Records for this task:
____________________

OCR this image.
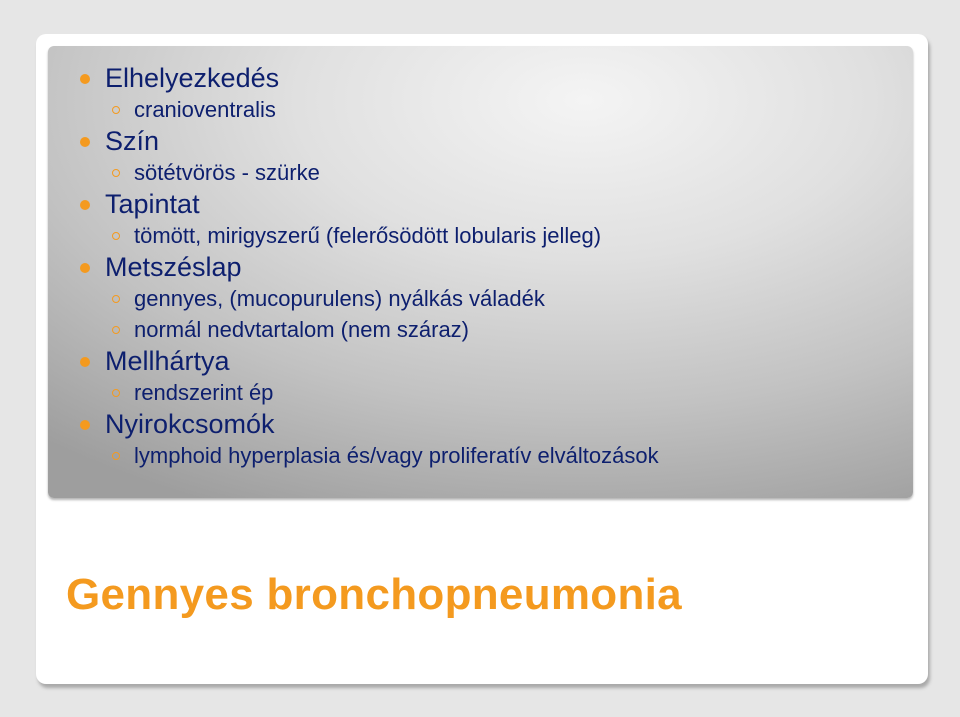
Elhelyezkedés
cranioventralis
Szín
sötétvörös - szürke
Tapintat
tömött, mirigyszerű (felerősödött lobularis jelleg)
Metszéslap
gennyes, (mucopurulens) nyálkás váladék
normál nedvtartalom (nem száraz)
Mellhártya
rendszerint ép
Nyirokcsomók
lymphoid hyperplasia és/vagy proliferatív elváltozások
Gennyes bronchopneumonia
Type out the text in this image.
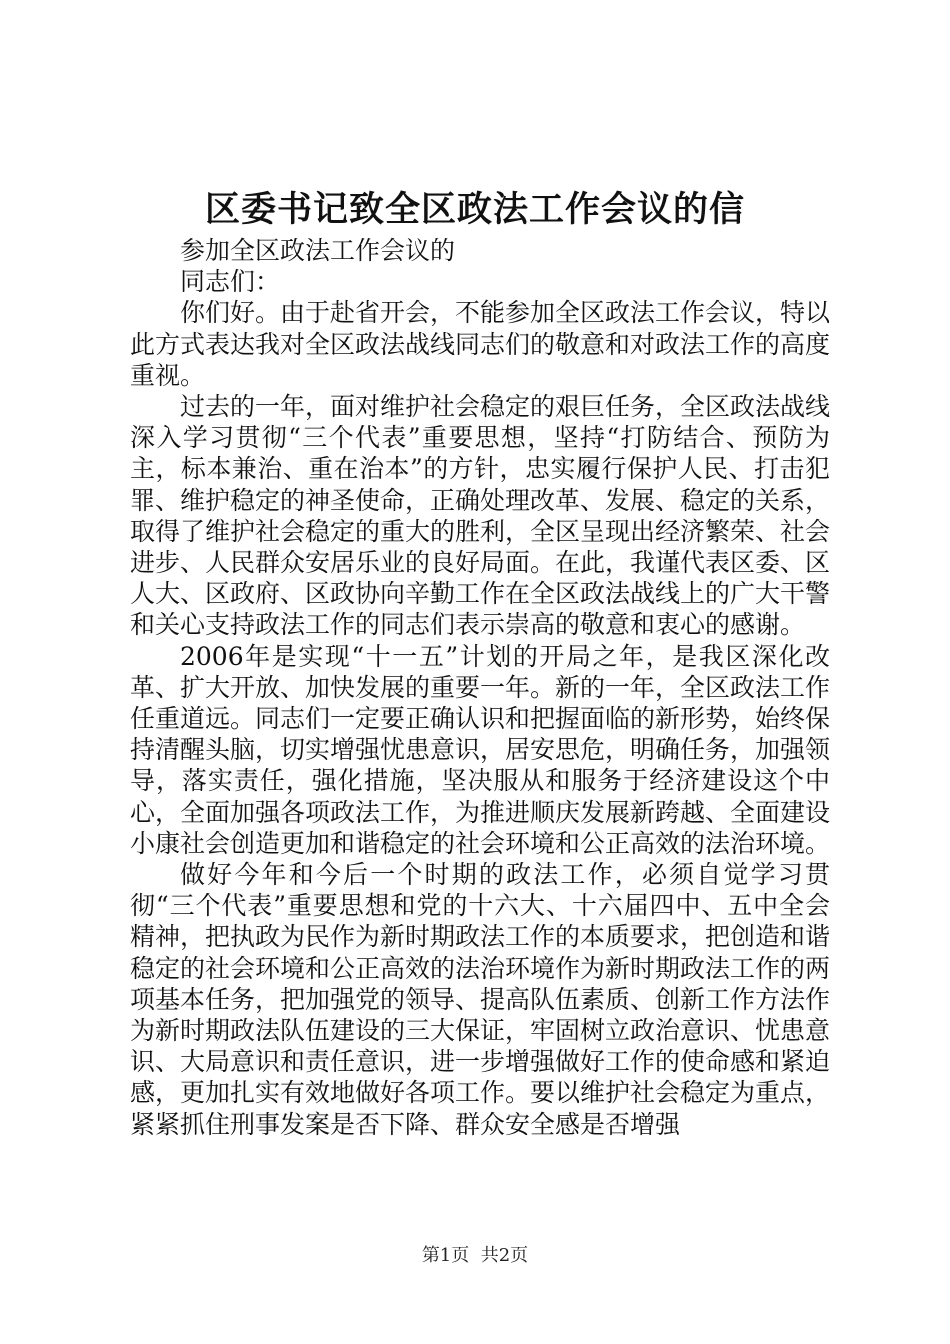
区委书记致全区政法工作会议的信

参加全区政法工作会议的

同志们：

你们好。由于赴省开会，不能参加全区政法工作会议，特以此方式表达我对全区政法战线同志们的敬意和对政法工作的高度重视。

过去的一年，面对维护社会稳定的艰巨任务，全区政法战线深入学习贯彻“三个代表”重要思想，坚持“打防结合、预防为主，标本兼治、重在治本”的方针，忠实履行保护人民、打击犯罪、维护稳定的神圣使命，正确处理改革、发展、稳定的关系，取得了维护社会稳定的重大的胜利，全区呈现出经济繁荣、社会进步、人民群众安居乐业的良好局面。在此，我谨代表区委、区人大、区政府、区政协向辛勤工作在全区政法战线上的广大干警和关心支持政法工作的同志们表示崇高的敬意和衷心的感谢。

2006年是实现“十一五”计划的开局之年，是我区深化改革、扩大开放、加快发展的重要一年。新的一年，全区政法工作任重道远。同志们一定要正确认识和把握面临的新形势，始终保持清醒头脑，切实增强忧患意识，居安思危，明确任务，加强领导，落实责任，强化措施，坚决服从和服务于经济建设这个中心，全面加强各项政法工作，为推进顺庆发展新跨越、全面建设小康社会创造更加和谐稳定的社会环境和公正高效的法治环境。

做好今年和今后一个时期的政法工作，必须自觉学习贯彻“三个代表”重要思想和党的十六大、十六届四中、五中全会精神，把执政为民作为新时期政法工作的本质要求，把创造和谐稳定的社会环境和公正高效的法治环境作为新时期政法工作的两项基本任务，把加强党的领导、提高队伍素质、创新工作方法作为新时期政法队伍建设的三大保证，牢固树立政治意识、忧患意识、大局意识和责任意识，进一步增强做好工作的使命感和紧迫感，更加扎实有效地做好各项工作。要以维护社会稳定为重点，紧紧抓住刑事发案是否下降、群众安全感是否增强

第1页  共2页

____________________

Exercise details:
Look through the entries above and report each line where the string "image" occurs.

Finished task:
OCR this image.
Type out the text in this image.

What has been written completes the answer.